### What to do
Transcribe all the records exactly and omit any images they hold.

_ _ _ _ _ _ _

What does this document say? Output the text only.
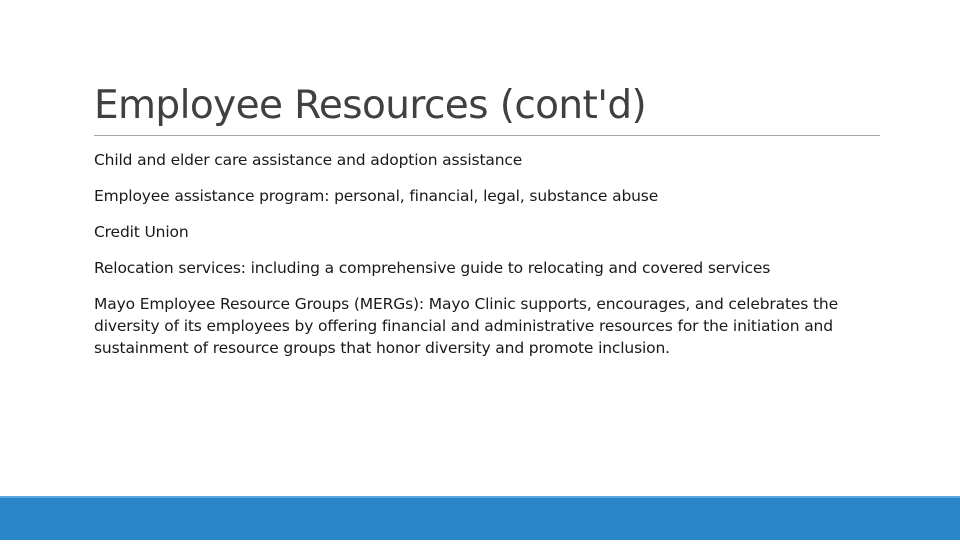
Employee Resources (cont'd)
Child and elder care assistance and adoption assistance
Employee assistance program: personal, financial, legal, substance abuse
Credit Union
Relocation services: including a comprehensive guide to relocating and covered services
Mayo Employee Resource Groups (MERGs): Mayo Clinic supports, encourages, and celebrates the diversity of its employees by offering financial and administrative resources for the initiation and sustainment of resource groups that honor diversity and promote inclusion.
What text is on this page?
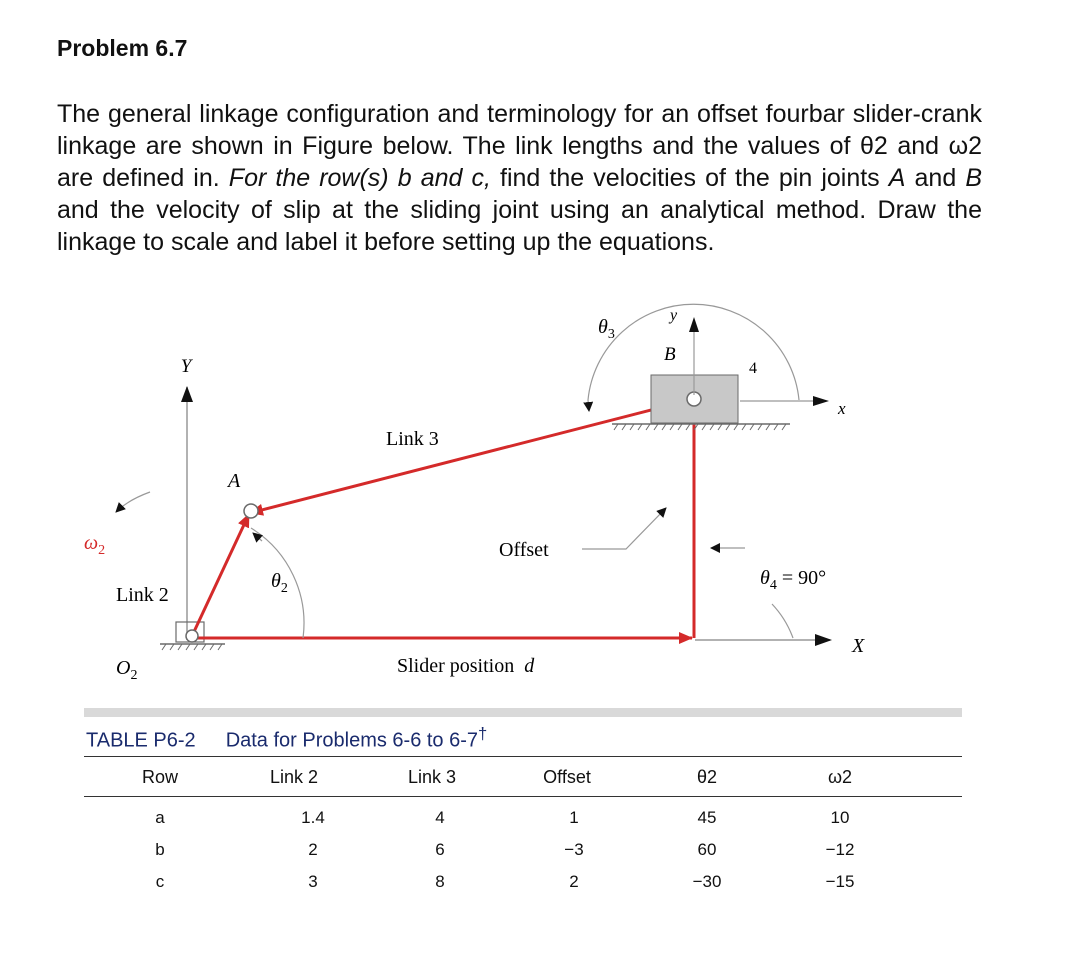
Problem 6.7
The general linkage configuration and terminology for an offset fourbar slider-crank linkage are shown in Figure below. The link lengths and the values of θ2 and ω2 are defined in. For the row(s) b and c, find the velocities of the pin joints A and B and the velocity of slip at the sliding joint using an analytical method. Draw the linkage to scale and label it before setting up the equations.
Y
X
$O_2$
A
B
y
x
$\theta_3$
4
Link 3
Link 2
$\omega_2$
$\theta_2$
Offset
$\theta_4 = 90^\circ$
Slider position d
TABLE P6-2 Data for Problems 6-6 to 6-7†
Row	Link 2	Link 3	Offset	θ2	ω2
a	1.4	4	1	45	10
b	2	6	−3	60	−12
c	3	8	2	−30	−15
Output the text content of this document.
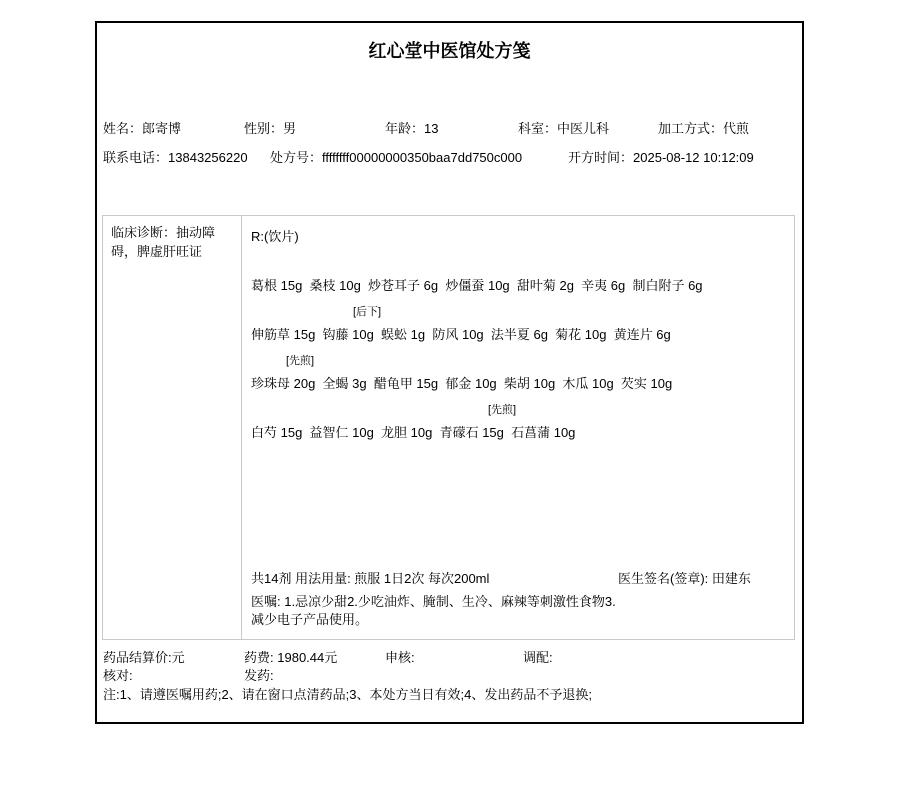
红心堂中医馆处方笺
姓名：郎寄博	性别：男	年龄：13	科室：中医儿科	加工方式：代煎
联系电话：13843256220 处方号：ffffffff00000000350baa7dd750c000	开方时间：2025-08-12 10:12:09
临床诊断：抽动障碍，脾虚肝旺证
R:(饮片)
葛根 15g  桑枝 10g  炒苍耳子 6g  炒僵蚕 10g  甜叶菊 2g  辛夷 6g  制白附子 6g
[后下]
伸筋草 15g  钩藤 10g  蜈蚣 1g  防风 10g  法半夏 6g  菊花 10g  黄连片 6g
[先煎]
珍珠母 20g  全蝎 3g  醋龟甲 15g  郁金 10g  柴胡 10g  木瓜 10g  芡实 10g
[先煎]
白芍 15g  益智仁 10g  龙胆 10g  青礞石 15g  石菖蒲 10g
共14剂 用法用量: 煎服 1日2次 每次200ml	医生签名(签章): 田建东
医嘱: 1.忌凉少甜2.少吃油炸、腌制、生冷、麻辣等刺激性食物3.
减少电子产品使用。
药品结算价:元	药费: 1980.44元	申核:	调配:
核对:	发药:
注:1、请遵医嘱用药;2、请在窗口点清药品;3、本处方当日有效;4、发出药品不予退换;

_ _ _ _ _ _ _

### Result of this exercise
What does this document say? Output the text only.
Employee Resources (cont'd)
Child and elder care assistance and adoption assistance
Employee assistance program: personal, financial, legal, substance abuse
Credit Union
Relocation services: including a comprehensive guide to relocating and covered services
Mayo Employee Resource Groups (MERGs): Mayo Clinic supports, encourages, and celebrates the diversity of its employees by offering financial and administrative resources for the initiation and sustainment of resource groups that honor diversity and promote inclusion.
What text is on this page?
Problem 6.7
The general linkage configuration and terminology for an offset fourbar slider-crank linkage are shown in Figure below. The link lengths and the values of θ2 and ω2 are defined in. For the row(s) b and c, find the velocities of the pin joints A and B and the velocity of slip at the sliding joint using an analytical method. Draw the linkage to scale and label it before setting up the equations.
Y
X
$O_2$
A
B
y
x
$\theta_3$
4
Link 3
Link 2
$\omega_2$
$\theta_2$
Offset
$\theta_4 = 90^\circ$
Slider position d
TABLE P6-2 Data for Problems 6-6 to 6-7†
Row	Link 2	Link 3	Offset	θ2	ω2
a	1.4	4	1	45	10
b	2	6	−3	60	−12
c	3	8	2	−30	−15
Output the text content of this document.
红心堂中医馆处方笺
姓名：郎寄博	性别：男	年龄：13	科室：中医儿科	加工方式：代煎
联系电话：13843256220 处方号：ffffffff00000000350baa7dd750c000	开方时间：2025-08-12 10:12:09
临床诊断：抽动障碍，脾虚肝旺证
R:(饮片)
葛根 15g  桑枝 10g  炒苍耳子 6g  炒僵蚕 10g  甜叶菊 2g  辛夷 6g  制白附子 6g
[后下]
伸筋草 15g  钩藤 10g  蜈蚣 1g  防风 10g  法半夏 6g  菊花 10g  黄连片 6g
[先煎]
珍珠母 20g  全蝎 3g  醋龟甲 15g  郁金 10g  柴胡 10g  木瓜 10g  芡实 10g
[先煎]
白芍 15g  益智仁 10g  龙胆 10g  青礞石 15g  石菖蒲 10g
共14剂 用法用量: 煎服 1日2次 每次200ml	医生签名(签章): 田建东
医嘱: 1.忌凉少甜2.少吃油炸、腌制、生冷、麻辣等刺激性食物3.
减少电子产品使用。
药品结算价:元	药费: 1980.44元	申核:	调配:
核对:	发药:
注:1、请遵医嘱用药;2、请在窗口点清药品;3、本处方当日有效;4、发出药品不予退换;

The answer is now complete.